**Collected data entries**.
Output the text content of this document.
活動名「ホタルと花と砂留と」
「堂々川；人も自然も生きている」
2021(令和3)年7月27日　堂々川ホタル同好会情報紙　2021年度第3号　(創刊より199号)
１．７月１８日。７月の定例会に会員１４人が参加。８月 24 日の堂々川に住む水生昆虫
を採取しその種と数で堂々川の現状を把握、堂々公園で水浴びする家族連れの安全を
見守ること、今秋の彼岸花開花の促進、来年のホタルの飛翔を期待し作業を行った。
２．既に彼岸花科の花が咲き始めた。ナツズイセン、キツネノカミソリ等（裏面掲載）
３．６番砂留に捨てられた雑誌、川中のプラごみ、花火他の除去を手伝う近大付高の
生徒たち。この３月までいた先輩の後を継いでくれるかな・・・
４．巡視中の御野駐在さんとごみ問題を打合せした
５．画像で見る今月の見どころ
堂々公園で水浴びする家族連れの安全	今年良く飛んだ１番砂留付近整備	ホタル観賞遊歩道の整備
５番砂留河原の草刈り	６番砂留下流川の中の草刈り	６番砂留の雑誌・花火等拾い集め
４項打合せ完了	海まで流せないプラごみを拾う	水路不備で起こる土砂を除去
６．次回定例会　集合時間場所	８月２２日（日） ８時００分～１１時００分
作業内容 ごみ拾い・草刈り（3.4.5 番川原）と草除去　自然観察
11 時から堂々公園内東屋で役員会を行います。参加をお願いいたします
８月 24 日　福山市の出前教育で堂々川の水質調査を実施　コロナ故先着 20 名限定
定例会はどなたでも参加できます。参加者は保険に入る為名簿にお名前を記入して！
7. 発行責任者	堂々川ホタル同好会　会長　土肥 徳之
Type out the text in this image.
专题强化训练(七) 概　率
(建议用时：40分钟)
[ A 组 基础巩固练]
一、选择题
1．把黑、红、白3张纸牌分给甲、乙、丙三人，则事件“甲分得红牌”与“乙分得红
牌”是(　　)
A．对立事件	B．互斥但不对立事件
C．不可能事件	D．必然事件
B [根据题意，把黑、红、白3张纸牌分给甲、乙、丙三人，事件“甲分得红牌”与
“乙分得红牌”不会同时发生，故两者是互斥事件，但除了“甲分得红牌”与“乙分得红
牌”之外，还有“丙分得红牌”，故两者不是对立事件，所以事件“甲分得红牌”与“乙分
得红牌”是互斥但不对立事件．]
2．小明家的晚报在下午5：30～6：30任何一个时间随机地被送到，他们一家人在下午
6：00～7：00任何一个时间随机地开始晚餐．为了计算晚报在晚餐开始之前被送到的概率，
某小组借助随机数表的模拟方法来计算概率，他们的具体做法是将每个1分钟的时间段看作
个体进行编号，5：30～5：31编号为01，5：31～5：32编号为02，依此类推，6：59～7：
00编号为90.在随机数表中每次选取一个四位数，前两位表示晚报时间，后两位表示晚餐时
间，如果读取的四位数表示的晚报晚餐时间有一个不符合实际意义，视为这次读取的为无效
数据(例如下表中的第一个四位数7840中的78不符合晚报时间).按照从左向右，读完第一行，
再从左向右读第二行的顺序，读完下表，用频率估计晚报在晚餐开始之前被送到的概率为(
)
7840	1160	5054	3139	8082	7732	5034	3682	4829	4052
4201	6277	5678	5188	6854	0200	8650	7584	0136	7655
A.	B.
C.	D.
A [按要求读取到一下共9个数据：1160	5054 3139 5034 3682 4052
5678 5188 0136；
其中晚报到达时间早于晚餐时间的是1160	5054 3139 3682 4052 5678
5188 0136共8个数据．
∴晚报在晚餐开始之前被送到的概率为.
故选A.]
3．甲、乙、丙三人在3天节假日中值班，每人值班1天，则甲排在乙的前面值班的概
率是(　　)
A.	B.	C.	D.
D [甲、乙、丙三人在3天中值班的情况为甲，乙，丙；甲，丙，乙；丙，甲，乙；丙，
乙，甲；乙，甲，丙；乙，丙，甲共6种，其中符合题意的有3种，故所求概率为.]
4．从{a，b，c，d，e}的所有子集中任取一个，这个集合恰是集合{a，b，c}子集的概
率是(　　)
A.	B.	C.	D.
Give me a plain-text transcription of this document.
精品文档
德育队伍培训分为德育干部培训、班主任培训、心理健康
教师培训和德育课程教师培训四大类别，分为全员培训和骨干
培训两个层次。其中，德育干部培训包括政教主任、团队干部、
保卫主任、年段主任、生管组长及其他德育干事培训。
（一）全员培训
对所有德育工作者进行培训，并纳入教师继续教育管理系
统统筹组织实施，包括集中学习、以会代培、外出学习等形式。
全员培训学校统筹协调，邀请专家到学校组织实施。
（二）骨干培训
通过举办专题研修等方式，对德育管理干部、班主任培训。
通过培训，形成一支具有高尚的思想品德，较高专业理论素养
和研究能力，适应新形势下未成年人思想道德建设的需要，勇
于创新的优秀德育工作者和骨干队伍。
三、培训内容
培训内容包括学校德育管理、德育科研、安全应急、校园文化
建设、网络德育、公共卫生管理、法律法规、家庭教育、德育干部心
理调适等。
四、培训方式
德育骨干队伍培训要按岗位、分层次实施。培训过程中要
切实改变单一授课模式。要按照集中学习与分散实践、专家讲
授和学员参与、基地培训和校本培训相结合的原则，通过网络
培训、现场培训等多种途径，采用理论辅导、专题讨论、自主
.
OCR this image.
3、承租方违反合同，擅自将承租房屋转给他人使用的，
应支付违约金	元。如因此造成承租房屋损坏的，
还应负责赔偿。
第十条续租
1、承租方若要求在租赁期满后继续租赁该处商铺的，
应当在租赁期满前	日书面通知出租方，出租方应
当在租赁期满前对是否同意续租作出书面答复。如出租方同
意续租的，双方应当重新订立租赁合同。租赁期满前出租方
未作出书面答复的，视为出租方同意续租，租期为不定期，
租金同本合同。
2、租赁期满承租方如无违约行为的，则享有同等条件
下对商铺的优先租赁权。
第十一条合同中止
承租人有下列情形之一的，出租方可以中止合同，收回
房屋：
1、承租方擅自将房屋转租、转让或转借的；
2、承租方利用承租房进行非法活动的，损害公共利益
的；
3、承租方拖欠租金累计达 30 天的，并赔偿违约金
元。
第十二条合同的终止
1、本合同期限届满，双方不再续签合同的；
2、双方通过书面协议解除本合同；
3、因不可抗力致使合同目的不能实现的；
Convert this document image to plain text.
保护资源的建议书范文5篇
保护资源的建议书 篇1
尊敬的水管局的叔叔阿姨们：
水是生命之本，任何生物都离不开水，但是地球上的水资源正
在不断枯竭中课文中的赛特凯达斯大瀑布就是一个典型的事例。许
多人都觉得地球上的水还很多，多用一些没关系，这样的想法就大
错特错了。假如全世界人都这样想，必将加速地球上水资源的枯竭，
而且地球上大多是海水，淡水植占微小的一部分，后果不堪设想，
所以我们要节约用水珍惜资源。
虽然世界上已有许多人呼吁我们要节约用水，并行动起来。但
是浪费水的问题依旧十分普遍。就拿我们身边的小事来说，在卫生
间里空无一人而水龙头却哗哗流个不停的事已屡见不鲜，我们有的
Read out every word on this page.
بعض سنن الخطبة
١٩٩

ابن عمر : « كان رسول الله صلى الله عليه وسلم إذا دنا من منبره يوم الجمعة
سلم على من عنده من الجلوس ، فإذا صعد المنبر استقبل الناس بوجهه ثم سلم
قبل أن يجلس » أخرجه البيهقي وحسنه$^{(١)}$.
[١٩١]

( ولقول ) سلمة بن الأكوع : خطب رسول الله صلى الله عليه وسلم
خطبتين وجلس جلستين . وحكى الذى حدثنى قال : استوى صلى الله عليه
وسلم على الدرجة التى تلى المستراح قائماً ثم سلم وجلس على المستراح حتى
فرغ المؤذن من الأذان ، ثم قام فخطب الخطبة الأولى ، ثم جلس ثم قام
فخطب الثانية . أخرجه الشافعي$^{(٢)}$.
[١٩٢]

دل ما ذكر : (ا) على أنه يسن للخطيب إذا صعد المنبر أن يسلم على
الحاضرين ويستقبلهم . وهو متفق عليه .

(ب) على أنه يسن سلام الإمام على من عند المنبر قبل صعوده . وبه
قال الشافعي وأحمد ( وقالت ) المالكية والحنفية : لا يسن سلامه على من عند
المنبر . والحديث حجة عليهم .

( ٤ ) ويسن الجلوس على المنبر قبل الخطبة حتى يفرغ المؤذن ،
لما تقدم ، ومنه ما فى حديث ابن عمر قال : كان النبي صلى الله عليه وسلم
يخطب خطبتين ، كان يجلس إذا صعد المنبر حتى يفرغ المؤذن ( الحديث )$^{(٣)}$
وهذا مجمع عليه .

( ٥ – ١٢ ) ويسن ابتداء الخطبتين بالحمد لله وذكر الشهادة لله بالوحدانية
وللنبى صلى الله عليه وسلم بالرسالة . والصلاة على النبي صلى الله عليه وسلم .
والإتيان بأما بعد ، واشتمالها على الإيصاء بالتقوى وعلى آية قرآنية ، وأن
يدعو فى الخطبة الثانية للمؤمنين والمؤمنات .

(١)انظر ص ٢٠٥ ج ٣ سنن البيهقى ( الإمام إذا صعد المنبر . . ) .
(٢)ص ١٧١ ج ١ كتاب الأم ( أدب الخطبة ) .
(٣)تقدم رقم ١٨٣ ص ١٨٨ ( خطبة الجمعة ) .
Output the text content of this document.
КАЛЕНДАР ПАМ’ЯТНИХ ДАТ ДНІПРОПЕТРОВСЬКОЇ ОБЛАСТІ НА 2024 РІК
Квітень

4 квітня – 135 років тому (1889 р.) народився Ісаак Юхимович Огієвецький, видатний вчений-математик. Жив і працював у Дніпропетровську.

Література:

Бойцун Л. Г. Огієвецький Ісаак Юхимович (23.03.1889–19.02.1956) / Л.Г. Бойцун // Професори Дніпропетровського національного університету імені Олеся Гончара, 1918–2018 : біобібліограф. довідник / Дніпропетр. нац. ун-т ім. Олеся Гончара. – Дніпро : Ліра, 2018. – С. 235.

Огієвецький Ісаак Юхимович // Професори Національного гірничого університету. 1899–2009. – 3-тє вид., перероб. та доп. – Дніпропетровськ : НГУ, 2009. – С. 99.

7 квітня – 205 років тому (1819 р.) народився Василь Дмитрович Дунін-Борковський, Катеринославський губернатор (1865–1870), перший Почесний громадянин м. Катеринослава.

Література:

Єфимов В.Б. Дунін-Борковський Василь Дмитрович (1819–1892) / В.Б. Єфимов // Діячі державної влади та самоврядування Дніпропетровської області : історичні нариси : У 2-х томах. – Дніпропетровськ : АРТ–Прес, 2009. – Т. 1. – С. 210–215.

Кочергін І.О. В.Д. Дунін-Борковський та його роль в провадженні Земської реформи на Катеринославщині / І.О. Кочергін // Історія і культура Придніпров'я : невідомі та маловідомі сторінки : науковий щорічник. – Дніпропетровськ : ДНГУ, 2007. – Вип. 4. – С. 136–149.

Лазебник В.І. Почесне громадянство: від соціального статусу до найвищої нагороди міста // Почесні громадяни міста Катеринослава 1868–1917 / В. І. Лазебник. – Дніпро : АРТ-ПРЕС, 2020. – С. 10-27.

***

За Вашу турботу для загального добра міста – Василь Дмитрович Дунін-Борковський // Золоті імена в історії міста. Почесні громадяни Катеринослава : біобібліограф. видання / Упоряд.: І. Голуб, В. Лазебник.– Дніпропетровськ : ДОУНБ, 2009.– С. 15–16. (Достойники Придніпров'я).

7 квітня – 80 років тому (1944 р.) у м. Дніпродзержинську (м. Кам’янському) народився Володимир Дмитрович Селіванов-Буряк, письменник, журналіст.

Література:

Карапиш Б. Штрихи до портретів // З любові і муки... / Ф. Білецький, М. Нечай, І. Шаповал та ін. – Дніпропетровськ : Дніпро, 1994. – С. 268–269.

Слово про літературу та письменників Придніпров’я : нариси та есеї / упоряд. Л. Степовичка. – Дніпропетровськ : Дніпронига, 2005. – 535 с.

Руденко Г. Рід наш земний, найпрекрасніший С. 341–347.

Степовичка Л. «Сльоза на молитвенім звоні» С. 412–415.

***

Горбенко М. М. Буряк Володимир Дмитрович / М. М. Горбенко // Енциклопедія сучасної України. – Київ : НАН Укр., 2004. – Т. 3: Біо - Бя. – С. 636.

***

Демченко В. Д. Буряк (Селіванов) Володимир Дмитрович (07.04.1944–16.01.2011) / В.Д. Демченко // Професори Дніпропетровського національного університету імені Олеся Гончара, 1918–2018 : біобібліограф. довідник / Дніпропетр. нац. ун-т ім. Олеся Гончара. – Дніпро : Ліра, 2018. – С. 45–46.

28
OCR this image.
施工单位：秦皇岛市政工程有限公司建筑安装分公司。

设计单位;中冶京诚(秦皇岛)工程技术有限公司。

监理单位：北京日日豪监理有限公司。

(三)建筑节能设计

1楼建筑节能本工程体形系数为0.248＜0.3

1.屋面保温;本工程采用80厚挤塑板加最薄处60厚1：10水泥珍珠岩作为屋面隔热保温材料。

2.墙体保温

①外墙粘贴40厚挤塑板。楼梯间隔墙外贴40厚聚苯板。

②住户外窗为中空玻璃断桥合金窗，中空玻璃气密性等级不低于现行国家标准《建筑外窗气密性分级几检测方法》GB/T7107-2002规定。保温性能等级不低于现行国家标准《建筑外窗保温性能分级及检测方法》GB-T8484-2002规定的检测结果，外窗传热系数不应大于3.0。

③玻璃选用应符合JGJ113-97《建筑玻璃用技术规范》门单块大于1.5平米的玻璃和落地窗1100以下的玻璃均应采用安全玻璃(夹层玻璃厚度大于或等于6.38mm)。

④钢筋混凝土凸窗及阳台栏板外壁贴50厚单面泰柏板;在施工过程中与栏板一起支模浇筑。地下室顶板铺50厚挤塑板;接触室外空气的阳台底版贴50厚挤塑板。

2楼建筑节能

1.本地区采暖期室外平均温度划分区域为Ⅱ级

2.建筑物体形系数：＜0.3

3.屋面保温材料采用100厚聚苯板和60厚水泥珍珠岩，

**Given instruction**.
Go through the data and count each line that has the word "班主任培训", then give the total alone.

**Result of this task**.
2